**DATA SUPPLIED:**
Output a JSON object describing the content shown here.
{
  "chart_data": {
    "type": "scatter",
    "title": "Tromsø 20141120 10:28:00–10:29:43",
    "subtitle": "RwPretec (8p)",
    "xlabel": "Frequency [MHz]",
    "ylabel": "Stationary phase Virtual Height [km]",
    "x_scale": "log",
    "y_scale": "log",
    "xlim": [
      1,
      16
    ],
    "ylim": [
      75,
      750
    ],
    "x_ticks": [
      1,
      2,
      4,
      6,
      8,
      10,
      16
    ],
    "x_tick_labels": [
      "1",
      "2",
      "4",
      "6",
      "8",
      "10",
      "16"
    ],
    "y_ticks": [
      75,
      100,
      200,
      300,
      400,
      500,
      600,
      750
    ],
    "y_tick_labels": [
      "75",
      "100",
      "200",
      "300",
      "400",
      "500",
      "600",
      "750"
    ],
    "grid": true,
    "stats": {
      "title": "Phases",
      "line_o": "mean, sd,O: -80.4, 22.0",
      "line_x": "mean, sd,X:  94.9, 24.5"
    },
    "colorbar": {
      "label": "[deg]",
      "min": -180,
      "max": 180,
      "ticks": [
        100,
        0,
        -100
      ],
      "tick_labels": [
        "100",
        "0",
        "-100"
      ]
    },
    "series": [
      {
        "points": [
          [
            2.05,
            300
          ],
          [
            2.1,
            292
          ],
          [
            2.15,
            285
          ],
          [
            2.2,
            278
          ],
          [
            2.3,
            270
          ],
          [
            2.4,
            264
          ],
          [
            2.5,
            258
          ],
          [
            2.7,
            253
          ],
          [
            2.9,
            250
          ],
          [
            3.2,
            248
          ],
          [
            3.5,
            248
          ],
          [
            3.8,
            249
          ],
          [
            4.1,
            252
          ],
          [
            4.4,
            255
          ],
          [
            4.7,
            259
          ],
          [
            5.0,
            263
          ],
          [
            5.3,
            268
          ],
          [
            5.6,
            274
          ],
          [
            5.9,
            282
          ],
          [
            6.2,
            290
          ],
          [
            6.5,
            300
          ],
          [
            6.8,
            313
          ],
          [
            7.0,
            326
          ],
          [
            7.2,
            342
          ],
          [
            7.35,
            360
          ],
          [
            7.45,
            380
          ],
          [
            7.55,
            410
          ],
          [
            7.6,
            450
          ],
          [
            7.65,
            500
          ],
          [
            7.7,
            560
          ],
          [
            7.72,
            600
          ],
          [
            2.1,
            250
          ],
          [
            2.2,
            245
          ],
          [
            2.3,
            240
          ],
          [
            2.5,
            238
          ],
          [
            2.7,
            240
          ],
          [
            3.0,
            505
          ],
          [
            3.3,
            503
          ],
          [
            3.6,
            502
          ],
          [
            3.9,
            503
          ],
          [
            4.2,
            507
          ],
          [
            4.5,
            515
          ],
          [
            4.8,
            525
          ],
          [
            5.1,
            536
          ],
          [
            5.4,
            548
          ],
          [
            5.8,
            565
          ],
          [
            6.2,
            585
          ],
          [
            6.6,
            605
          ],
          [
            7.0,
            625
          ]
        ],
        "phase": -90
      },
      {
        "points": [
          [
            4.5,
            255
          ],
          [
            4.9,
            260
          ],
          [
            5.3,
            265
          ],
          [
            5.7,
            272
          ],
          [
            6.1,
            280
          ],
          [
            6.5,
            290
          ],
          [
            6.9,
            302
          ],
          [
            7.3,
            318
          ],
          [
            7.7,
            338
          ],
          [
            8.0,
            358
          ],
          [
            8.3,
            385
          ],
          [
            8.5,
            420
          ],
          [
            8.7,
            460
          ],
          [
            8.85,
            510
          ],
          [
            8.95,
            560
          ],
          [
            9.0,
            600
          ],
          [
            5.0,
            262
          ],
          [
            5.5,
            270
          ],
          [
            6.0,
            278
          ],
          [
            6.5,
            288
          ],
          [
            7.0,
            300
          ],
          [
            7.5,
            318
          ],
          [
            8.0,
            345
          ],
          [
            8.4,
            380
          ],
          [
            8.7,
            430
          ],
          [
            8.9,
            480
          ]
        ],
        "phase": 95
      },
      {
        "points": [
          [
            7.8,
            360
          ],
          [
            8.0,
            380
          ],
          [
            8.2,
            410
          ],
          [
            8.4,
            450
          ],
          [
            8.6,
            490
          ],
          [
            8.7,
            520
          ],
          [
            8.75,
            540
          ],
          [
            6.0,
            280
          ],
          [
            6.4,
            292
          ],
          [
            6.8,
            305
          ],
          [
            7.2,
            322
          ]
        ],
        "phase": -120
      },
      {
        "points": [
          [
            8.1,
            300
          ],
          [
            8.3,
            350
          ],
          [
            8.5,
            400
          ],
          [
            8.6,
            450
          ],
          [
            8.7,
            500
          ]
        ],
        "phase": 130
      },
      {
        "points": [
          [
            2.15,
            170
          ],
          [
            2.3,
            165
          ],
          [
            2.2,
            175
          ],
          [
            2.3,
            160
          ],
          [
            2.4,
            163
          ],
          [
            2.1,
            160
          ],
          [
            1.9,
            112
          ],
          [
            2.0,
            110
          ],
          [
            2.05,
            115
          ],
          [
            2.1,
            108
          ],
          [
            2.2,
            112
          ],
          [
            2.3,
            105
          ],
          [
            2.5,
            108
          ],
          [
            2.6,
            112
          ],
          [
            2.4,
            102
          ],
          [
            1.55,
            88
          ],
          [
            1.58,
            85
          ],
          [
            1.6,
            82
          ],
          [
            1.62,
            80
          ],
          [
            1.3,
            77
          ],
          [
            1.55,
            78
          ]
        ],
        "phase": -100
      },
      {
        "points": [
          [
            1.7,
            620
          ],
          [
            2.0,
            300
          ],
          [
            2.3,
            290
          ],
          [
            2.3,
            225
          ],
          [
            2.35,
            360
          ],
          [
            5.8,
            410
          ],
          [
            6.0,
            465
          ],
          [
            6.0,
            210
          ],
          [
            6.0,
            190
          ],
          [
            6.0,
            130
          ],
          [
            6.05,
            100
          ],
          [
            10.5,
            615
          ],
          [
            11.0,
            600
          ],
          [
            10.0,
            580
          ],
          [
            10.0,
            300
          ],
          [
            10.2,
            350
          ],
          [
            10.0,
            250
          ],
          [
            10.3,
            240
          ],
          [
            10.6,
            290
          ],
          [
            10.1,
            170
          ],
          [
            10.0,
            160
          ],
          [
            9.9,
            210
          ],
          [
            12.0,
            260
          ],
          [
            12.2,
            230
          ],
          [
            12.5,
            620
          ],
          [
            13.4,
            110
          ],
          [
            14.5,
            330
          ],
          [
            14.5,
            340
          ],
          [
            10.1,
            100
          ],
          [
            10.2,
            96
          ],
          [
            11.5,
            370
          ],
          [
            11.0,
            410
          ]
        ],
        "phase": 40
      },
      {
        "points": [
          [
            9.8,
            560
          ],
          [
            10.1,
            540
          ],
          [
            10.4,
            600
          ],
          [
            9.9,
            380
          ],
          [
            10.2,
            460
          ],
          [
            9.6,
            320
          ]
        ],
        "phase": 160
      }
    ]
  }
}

**AIM:** Collect the lines of the records that include the string "mean".

**EXERCISE RESULT:**
      "line_o": "mean, sd,O: -80.4, 22.0",
      "line_x": "mean, sd,X:  94.9, 24.5"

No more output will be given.